(Collected data entries)
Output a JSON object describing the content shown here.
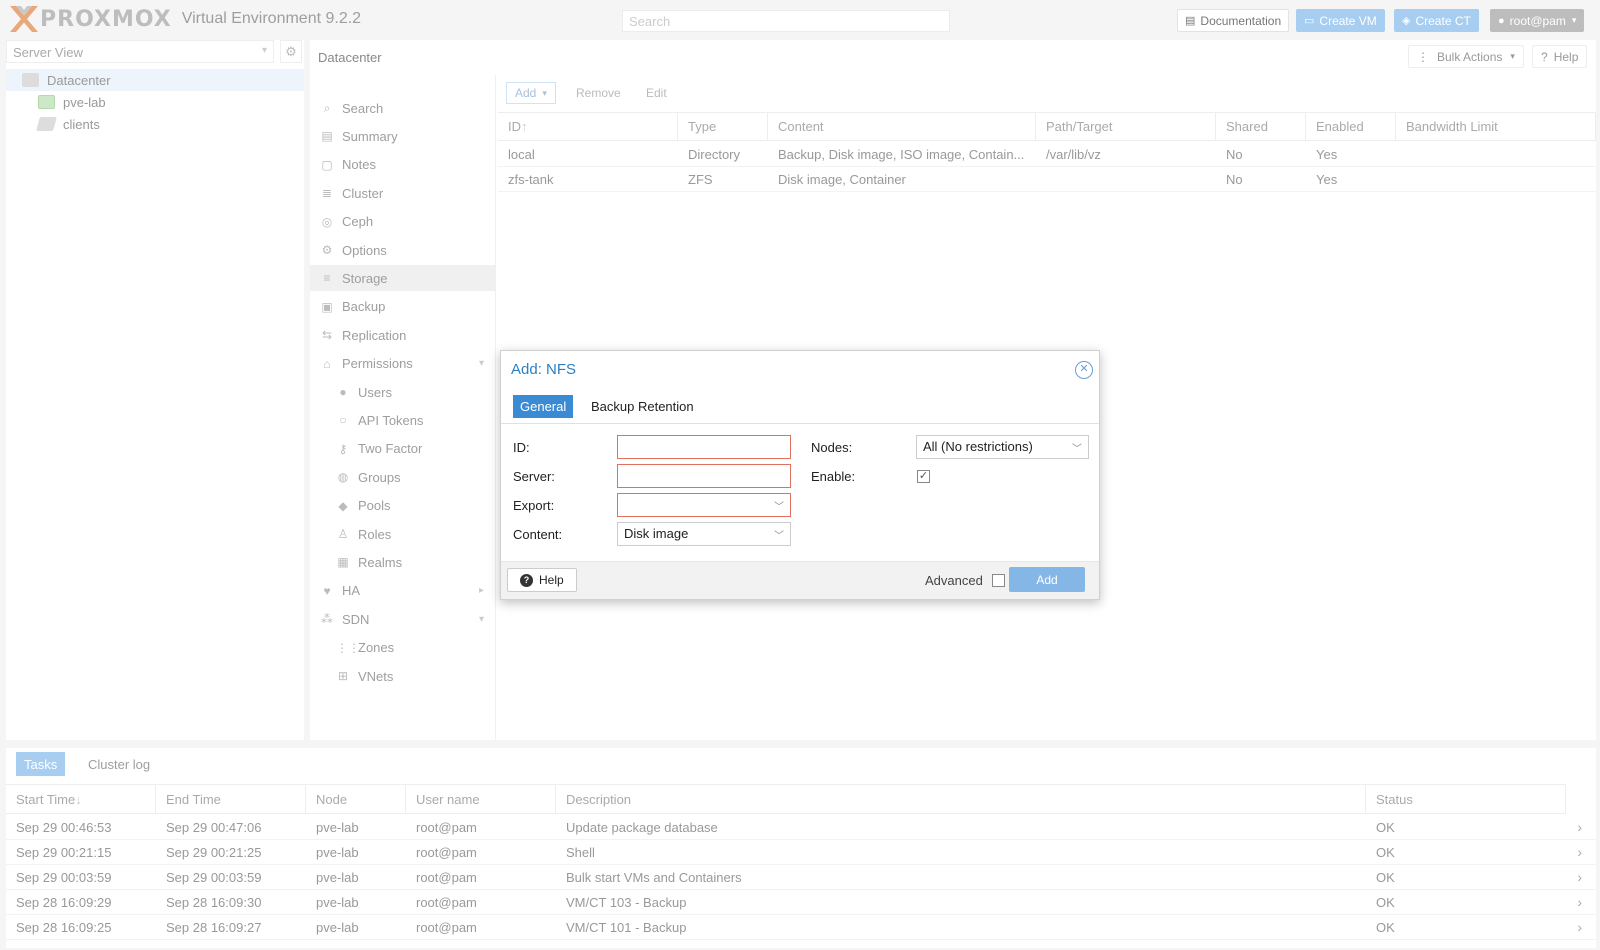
{
  "header": {
    "logo_text": "PROXMOX",
    "version": "Virtual Environment 9.2.2",
    "search_placeholder": "Search",
    "documentation": "Documentation",
    "create_vm": "Create VM",
    "create_ct": "Create CT",
    "user": "root@pam"
  },
  "tree": {
    "view": "Server View",
    "items": [
      "Datacenter",
      "pve-lab",
      "clients"
    ]
  },
  "panel": {
    "title": "Datacenter",
    "bulk_actions": "Bulk Actions",
    "help": "Help"
  },
  "nav": [
    {
      "label": "Search",
      "icon": "search-icon"
    },
    {
      "label": "Summary",
      "icon": "book-icon"
    },
    {
      "label": "Notes",
      "icon": "note-icon"
    },
    {
      "label": "Cluster",
      "icon": "server-icon"
    },
    {
      "label": "Ceph",
      "icon": "ceph-icon"
    },
    {
      "label": "Options",
      "icon": "gear-icon"
    },
    {
      "label": "Storage",
      "icon": "database-icon"
    },
    {
      "label": "Backup",
      "icon": "floppy-icon"
    },
    {
      "label": "Replication",
      "icon": "retweet-icon"
    },
    {
      "label": "Permissions",
      "icon": "unlock-icon"
    },
    {
      "label": "Users",
      "icon": "user-icon"
    },
    {
      "label": "API Tokens",
      "icon": "user-outline-icon"
    },
    {
      "label": "Two Factor",
      "icon": "key-icon"
    },
    {
      "label": "Groups",
      "icon": "users-icon"
    },
    {
      "label": "Pools",
      "icon": "tags-icon"
    },
    {
      "label": "Roles",
      "icon": "male-icon"
    },
    {
      "label": "Realms",
      "icon": "address-book-icon"
    },
    {
      "label": "HA",
      "icon": "heartbeat-icon"
    },
    {
      "label": "SDN",
      "icon": "sdn-icon"
    },
    {
      "label": "Zones",
      "icon": "grid-icon"
    },
    {
      "label": "VNets",
      "icon": "network-icon"
    }
  ],
  "toolbar": {
    "add": "Add",
    "remove": "Remove",
    "edit": "Edit"
  },
  "storage": {
    "columns": [
      "ID",
      "Type",
      "Content",
      "Path/Target",
      "Shared",
      "Enabled",
      "Bandwidth Limit"
    ],
    "rows": [
      [
        "local",
        "Directory",
        "Backup, Disk image, ISO image, Contain...",
        "/var/lib/vz",
        "No",
        "Yes",
        ""
      ],
      [
        "zfs-tank",
        "ZFS",
        "Disk image, Container",
        "",
        "No",
        "Yes",
        ""
      ]
    ]
  },
  "log": {
    "tabs": [
      "Tasks",
      "Cluster log"
    ],
    "columns": [
      "Start Time",
      "End Time",
      "Node",
      "User name",
      "Description",
      "Status"
    ],
    "rows": [
      [
        "Sep 29 00:46:53",
        "Sep 29 00:47:06",
        "pve-lab",
        "root@pam",
        "Update package database",
        "OK"
      ],
      [
        "Sep 29 00:21:15",
        "Sep 29 00:21:25",
        "pve-lab",
        "root@pam",
        "Shell",
        "OK"
      ],
      [
        "Sep 29 00:03:59",
        "Sep 29 00:03:59",
        "pve-lab",
        "root@pam",
        "Bulk start VMs and Containers",
        "OK"
      ],
      [
        "Sep 28 16:09:29",
        "Sep 28 16:09:30",
        "pve-lab",
        "root@pam",
        "VM/CT 103 - Backup",
        "OK"
      ],
      [
        "Sep 28 16:09:25",
        "Sep 28 16:09:27",
        "pve-lab",
        "root@pam",
        "VM/CT 101 - Backup",
        "OK"
      ]
    ]
  },
  "modal": {
    "title": "Add: NFS",
    "tab_general": "General",
    "tab_retention": "Backup Retention",
    "id_label": "ID:",
    "server_label": "Server:",
    "export_label": "Export:",
    "content_label": "Content:",
    "content_value": "Disk image",
    "nodes_label": "Nodes:",
    "nodes_value": "All (No restrictions)",
    "enable_label": "Enable:",
    "help": "Help",
    "advanced": "Advanced",
    "add": "Add"
  }
}
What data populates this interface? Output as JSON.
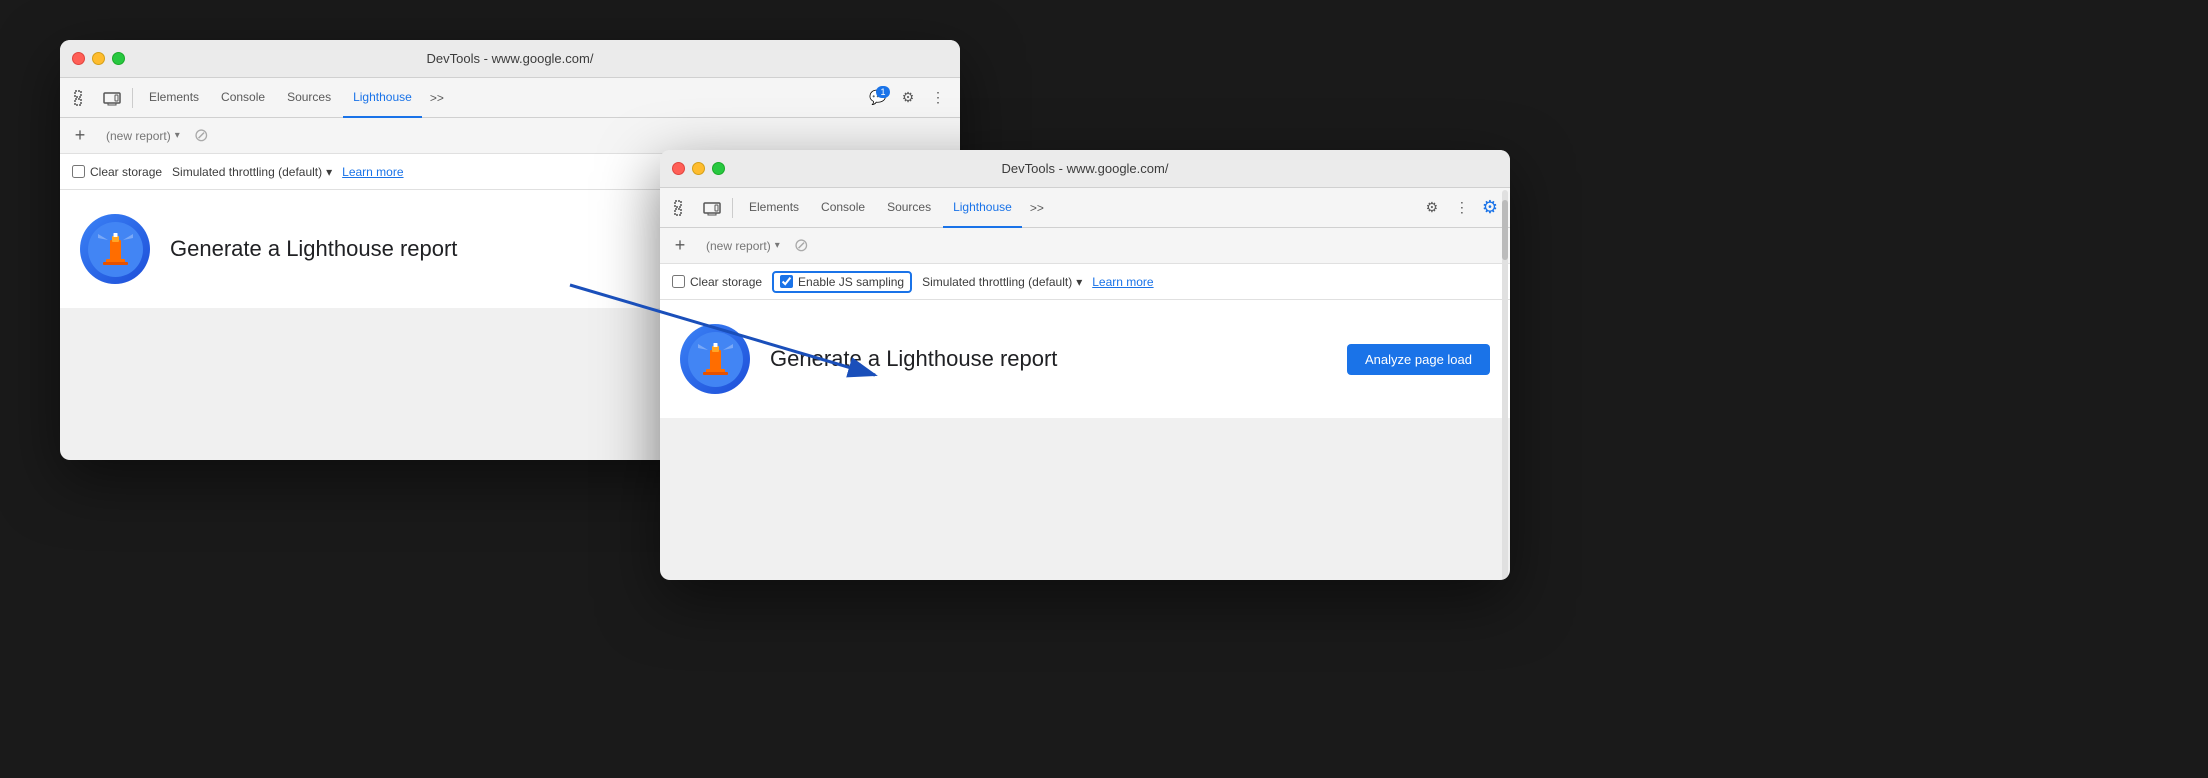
{
  "background": "#1a1a1a",
  "window1": {
    "title": "DevTools - www.google.com/",
    "tabs": [
      {
        "label": "Elements",
        "active": false
      },
      {
        "label": "Console",
        "active": false
      },
      {
        "label": "Sources",
        "active": false
      },
      {
        "label": "Lighthouse",
        "active": true
      }
    ],
    "more_tabs": ">>",
    "badge_count": "1",
    "report_placeholder": "(new report)",
    "clear_storage_label": "Clear storage",
    "throttling_label": "Simulated throttling (default)",
    "learn_more": "Learn more",
    "generate_text": "Generate a Lighthouse report"
  },
  "window2": {
    "title": "DevTools - www.google.com/",
    "tabs": [
      {
        "label": "Elements",
        "active": false
      },
      {
        "label": "Console",
        "active": false
      },
      {
        "label": "Sources",
        "active": false
      },
      {
        "label": "Lighthouse",
        "active": true
      }
    ],
    "more_tabs": ">>",
    "report_placeholder": "(new report)",
    "clear_storage_label": "Clear storage",
    "enable_js_sampling_label": "Enable JS sampling",
    "throttling_label": "Simulated throttling (default)",
    "learn_more": "Learn more",
    "generate_text": "Generate a Lighthouse report",
    "analyze_btn": "Analyze page load"
  },
  "icons": {
    "cursor_icon": "⬚",
    "device_icon": "⬚",
    "plus_icon": "+",
    "no_circle": "⊘",
    "chevron_down": "▾",
    "gear_icon": "⚙",
    "more_icon": "⋮",
    "comment_icon": "💬",
    "gear_blue_icon": "⚙"
  }
}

▶ _EXERCISE TASK_
The entries above are to be returned exactly, without their pictures.

▶ _SOLUTION FOR THIS TASK_
Output a JSON object describing the content shown here.
{
  "header": {
    "logo_text": "PROXMOX",
    "version": "Virtual Environment 9.2.2",
    "search_placeholder": "Search",
    "documentation": "Documentation",
    "create_vm": "Create VM",
    "create_ct": "Create CT",
    "user": "root@pam"
  },
  "tree": {
    "view": "Server View",
    "items": [
      "Datacenter",
      "pve-lab",
      "clients"
    ]
  },
  "panel": {
    "title": "Datacenter",
    "bulk_actions": "Bulk Actions",
    "help": "Help"
  },
  "nav": [
    {
      "label": "Search",
      "icon": "search-icon"
    },
    {
      "label": "Summary",
      "icon": "book-icon"
    },
    {
      "label": "Notes",
      "icon": "note-icon"
    },
    {
      "label": "Cluster",
      "icon": "server-icon"
    },
    {
      "label": "Ceph",
      "icon": "ceph-icon"
    },
    {
      "label": "Options",
      "icon": "gear-icon"
    },
    {
      "label": "Storage",
      "icon": "database-icon"
    },
    {
      "label": "Backup",
      "icon": "floppy-icon"
    },
    {
      "label": "Replication",
      "icon": "retweet-icon"
    },
    {
      "label": "Permissions",
      "icon": "unlock-icon"
    },
    {
      "label": "Users",
      "icon": "user-icon"
    },
    {
      "label": "API Tokens",
      "icon": "user-outline-icon"
    },
    {
      "label": "Two Factor",
      "icon": "key-icon"
    },
    {
      "label": "Groups",
      "icon": "users-icon"
    },
    {
      "label": "Pools",
      "icon": "tags-icon"
    },
    {
      "label": "Roles",
      "icon": "male-icon"
    },
    {
      "label": "Realms",
      "icon": "address-book-icon"
    },
    {
      "label": "HA",
      "icon": "heartbeat-icon"
    },
    {
      "label": "SDN",
      "icon": "sdn-icon"
    },
    {
      "label": "Zones",
      "icon": "grid-icon"
    },
    {
      "label": "VNets",
      "icon": "network-icon"
    }
  ],
  "toolbar": {
    "add": "Add",
    "remove": "Remove",
    "edit": "Edit"
  },
  "storage": {
    "columns": [
      "ID",
      "Type",
      "Content",
      "Path/Target",
      "Shared",
      "Enabled",
      "Bandwidth Limit"
    ],
    "rows": [
      [
        "local",
        "Directory",
        "Backup, Disk image, ISO image, Contain...",
        "/var/lib/vz",
        "No",
        "Yes",
        ""
      ],
      [
        "zfs-tank",
        "ZFS",
        "Disk image, Container",
        "",
        "No",
        "Yes",
        ""
      ]
    ]
  },
  "log": {
    "tabs": [
      "Tasks",
      "Cluster log"
    ],
    "columns": [
      "Start Time",
      "End Time",
      "Node",
      "User name",
      "Description",
      "Status"
    ],
    "rows": [
      [
        "Sep 29 00:46:53",
        "Sep 29 00:47:06",
        "pve-lab",
        "root@pam",
        "Update package database",
        "OK"
      ],
      [
        "Sep 29 00:21:15",
        "Sep 29 00:21:25",
        "pve-lab",
        "root@pam",
        "Shell",
        "OK"
      ],
      [
        "Sep 29 00:03:59",
        "Sep 29 00:03:59",
        "pve-lab",
        "root@pam",
        "Bulk start VMs and Containers",
        "OK"
      ],
      [
        "Sep 28 16:09:29",
        "Sep 28 16:09:30",
        "pve-lab",
        "root@pam",
        "VM/CT 103 - Backup",
        "OK"
      ],
      [
        "Sep 28 16:09:25",
        "Sep 28 16:09:27",
        "pve-lab",
        "root@pam",
        "VM/CT 101 - Backup",
        "OK"
      ]
    ]
  },
  "modal": {
    "title": "Add: NFS",
    "tab_general": "General",
    "tab_retention": "Backup Retention",
    "id_label": "ID:",
    "server_label": "Server:",
    "export_label": "Export:",
    "content_label": "Content:",
    "content_value": "Disk image",
    "nodes_label": "Nodes:",
    "nodes_value": "All (No restrictions)",
    "enable_label": "Enable:",
    "help": "Help",
    "advanced": "Advanced",
    "add": "Add"
  }
}
What data populates this interface? Output as JSON.
{
  "background": "#1a1a1a",
  "window1": {
    "title": "DevTools - www.google.com/",
    "tabs": [
      {
        "label": "Elements",
        "active": false
      },
      {
        "label": "Console",
        "active": false
      },
      {
        "label": "Sources",
        "active": false
      },
      {
        "label": "Lighthouse",
        "active": true
      }
    ],
    "more_tabs": ">>",
    "badge_count": "1",
    "report_placeholder": "(new report)",
    "clear_storage_label": "Clear storage",
    "throttling_label": "Simulated throttling (default)",
    "learn_more": "Learn more",
    "generate_text": "Generate a Lighthouse report"
  },
  "window2": {
    "title": "DevTools - www.google.com/",
    "tabs": [
      {
        "label": "Elements",
        "active": false
      },
      {
        "label": "Console",
        "active": false
      },
      {
        "label": "Sources",
        "active": false
      },
      {
        "label": "Lighthouse",
        "active": true
      }
    ],
    "more_tabs": ">>",
    "report_placeholder": "(new report)",
    "clear_storage_label": "Clear storage",
    "enable_js_sampling_label": "Enable JS sampling",
    "throttling_label": "Simulated throttling (default)",
    "learn_more": "Learn more",
    "generate_text": "Generate a Lighthouse report",
    "analyze_btn": "Analyze page load"
  },
  "icons": {
    "cursor_icon": "⬚",
    "device_icon": "⬚",
    "plus_icon": "+",
    "no_circle": "⊘",
    "chevron_down": "▾",
    "gear_icon": "⚙",
    "more_icon": "⋮",
    "comment_icon": "💬",
    "gear_blue_icon": "⚙"
  }
}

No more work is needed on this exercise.